## TÂCHES
1) Dans le rapport sur le projet de loi relatif aux hydrocarbures, reprenez le passage allant de « C'est avec grand » jusqu'à « d'hydrocarbures en France. » en substituant « énergies fossiles » à « hydrocarbures ».
2) Selon le rapport sur le projet de loi relatif aux hydrocarbures, quelle part des émissions de gaz à effet de serre la consommation d'énergies fossiles représente-t-elle en France ?

## EXTRAIT DU DOCUMENT
▬▬▬
C'est avec grand plaisir que je vous présente, ce matin, mon rapport sur le premier projet de loi d'envergure du nouveau Gouvernement en matière d'environnement et d'énergie. Ce texte a pour ambition de mettre fin, d'ici 2040, à la recherche et à la production d'hydrocarbures en France.
Ce projet de loi constitue la première traduction législative du plan climat présenté par Nicolas Hulot le 6 juillet 2017, dont l'axe 9 prévoit « d'amorcer la sortie progressive de la production d'hydrocarbures sur le territoire français en n'attribuant plus de nouveaux permis d'exploration d'hydrocarbures et en ne renouvelant pas les concessions d'exploitation existantes ». Il s'agit, d'après le Gouvernement, d'être en cohérence avec les engagements pris dans le cadre de l'Accord de Paris adopté le 12 décembre 2015, dont l'ambition est de contenir l'augmentation de la température moyenne mondiale en dessous de 2 degrés par rapport aux niveaux préindustriels, et de s'efforcer de la limiter à 1,5 degré. Le respect de cet objectif implique de réduire fortement la consommation d'énergies fossiles. En France, cette consommation contribue à hauteur de 70 % aux émissions de gaz à effet de serre.
▬▬▬
## INFORMATIONS FOURNIES
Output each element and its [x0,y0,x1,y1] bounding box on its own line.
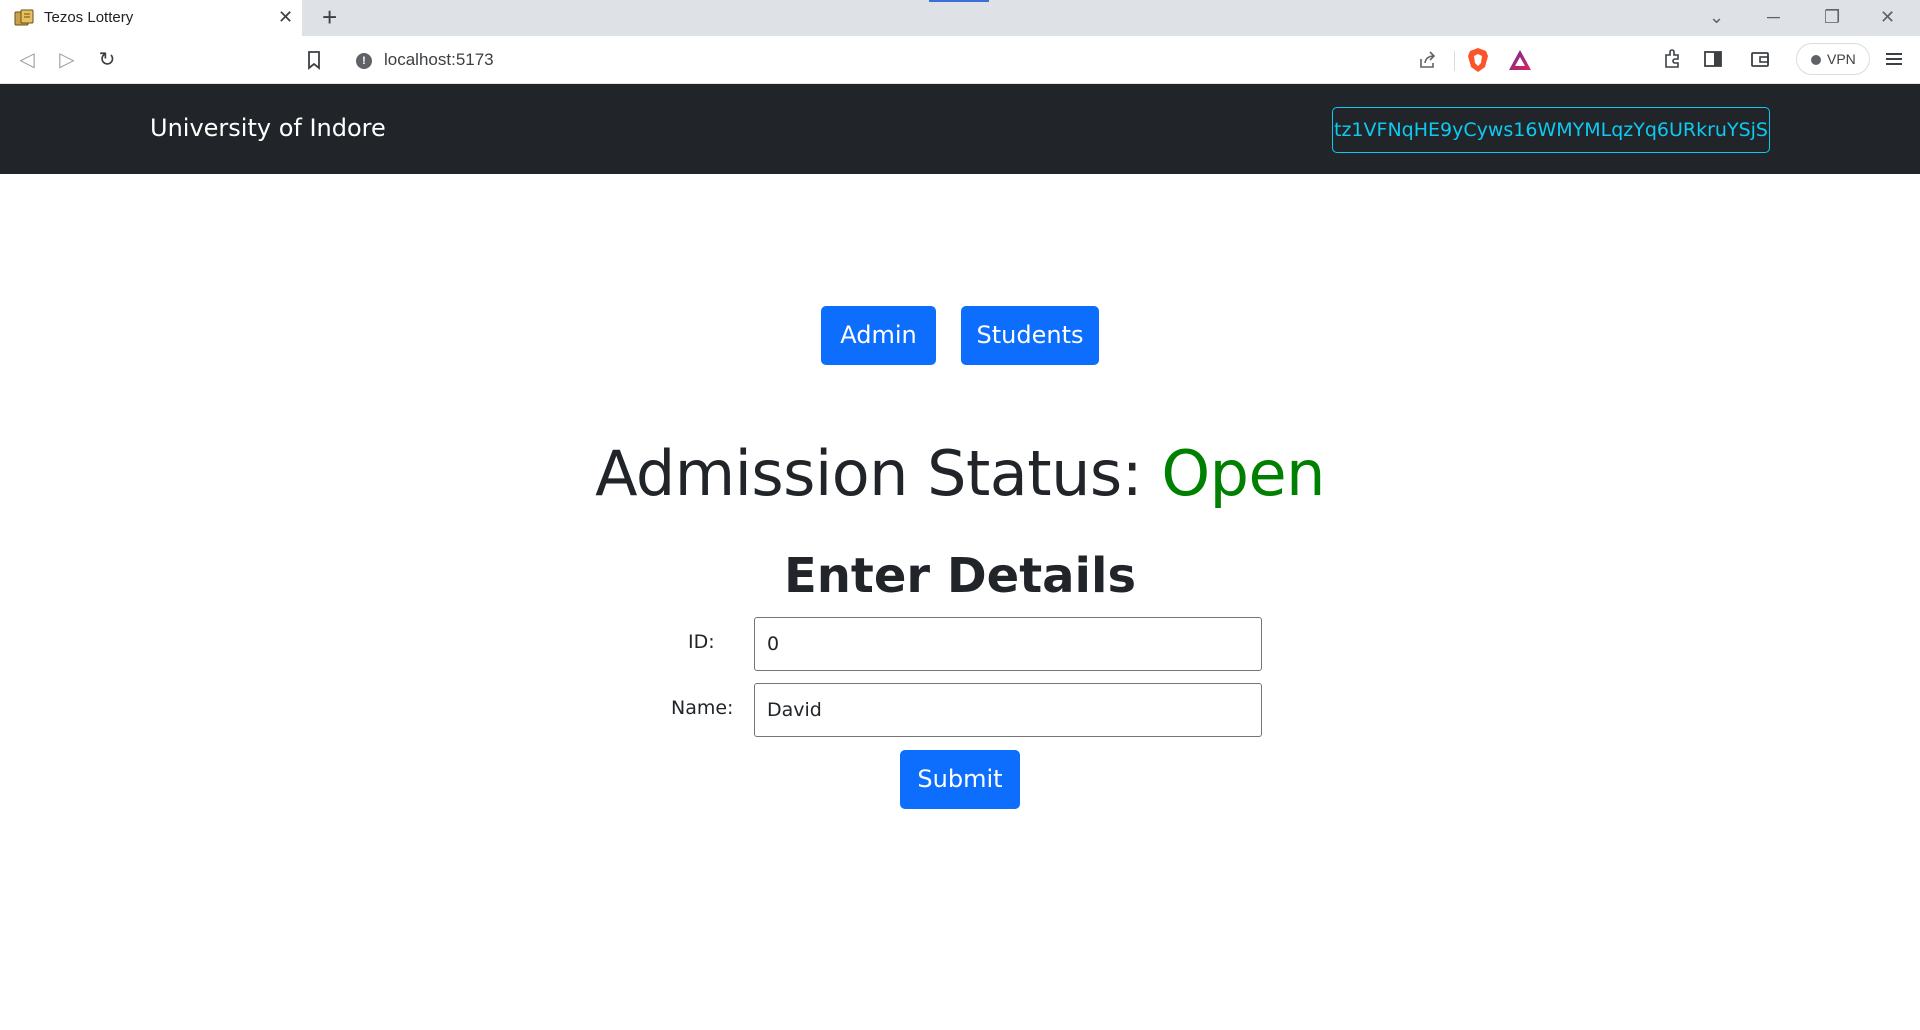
address-bar-divider [1454,51,1455,71]
id-input[interactable] [754,617,1262,671]
bookmark-icon[interactable] [303,49,325,71]
vpn-status-icon [1811,55,1821,65]
extensions-icon[interactable] [1661,48,1683,70]
admin-button[interactable]: Admin [821,306,936,365]
minimize-icon[interactable]: ─ [1767,6,1780,28]
restore-icon[interactable]: ❐ [1824,6,1840,28]
tab-title: Tezos Lottery [44,9,134,26]
site-info-icon[interactable]: ! [356,53,372,69]
tabstrip-indicator [929,0,989,2]
address-bar[interactable]: ! localhost:5173 [342,41,1542,79]
browser-tab-active[interactable]: Tezos Lottery ✕ [0,0,302,36]
name-label: Name: [671,697,734,719]
name-input[interactable] [754,683,1262,737]
wallet-address-button[interactable]: tz1VFNqHE9yCyws16WMYMLqzYq6URkruYSjS [1332,107,1770,153]
id-label: ID: [688,631,715,653]
tab-close-icon[interactable]: ✕ [278,8,293,26]
brave-shields-icon[interactable] [1466,47,1490,73]
browser-tabstrip: Tezos Lottery ✕ + ⌄ ─ ❐ ✕ [0,0,1920,36]
ticket-favicon-icon [14,9,34,26]
form-title: Enter Details [783,548,1137,604]
tab-search-icon[interactable]: ⌄ [1709,6,1724,28]
forward-icon[interactable]: ▷ [54,48,80,72]
sidebar-icon[interactable] [1702,48,1724,70]
browser-toolbar: ◁ ▷ ↻ ! localhost:5173 VPN [0,36,1920,84]
window-close-icon[interactable]: ✕ [1880,6,1895,28]
submit-button[interactable]: Submit [900,750,1020,809]
admission-status: Admission Status: Open [0,437,1920,510]
reload-icon[interactable]: ↻ [94,48,120,72]
vpn-button[interactable]: VPN [1796,43,1870,75]
app-navbar: University of Indore tz1VFNqHE9yCyws16WM… [0,84,1920,174]
vpn-label: VPN [1827,51,1856,67]
admission-status-value: Open [1161,437,1325,510]
navbar-brand[interactable]: University of Indore [150,114,386,142]
admission-status-label: Admission Status: [595,437,1162,510]
url-text[interactable]: localhost:5173 [384,50,494,70]
students-button[interactable]: Students [961,306,1099,365]
brave-rewards-icon[interactable] [1508,49,1532,71]
back-icon[interactable]: ◁ [14,48,40,72]
share-icon[interactable] [1417,49,1439,71]
new-tab-icon[interactable]: + [322,4,337,30]
wallet-icon[interactable] [1749,48,1771,70]
menu-icon[interactable] [1883,48,1905,70]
▬▬▬
## RÉSULTATS ATTENDUS
1)
C'est avec grand plaisir que je vous présente, ce matin, mon rapport sur le premier projet de loi d'envergure du nouveau Gouvernement en matière d'environnement et d'énergie. Ce texte a pour ambition de mettre fin, d'ici 2040, à la recherche et à la production d'énergies fossiles en France.

2) Elle y contribue à hauteur de 70 %.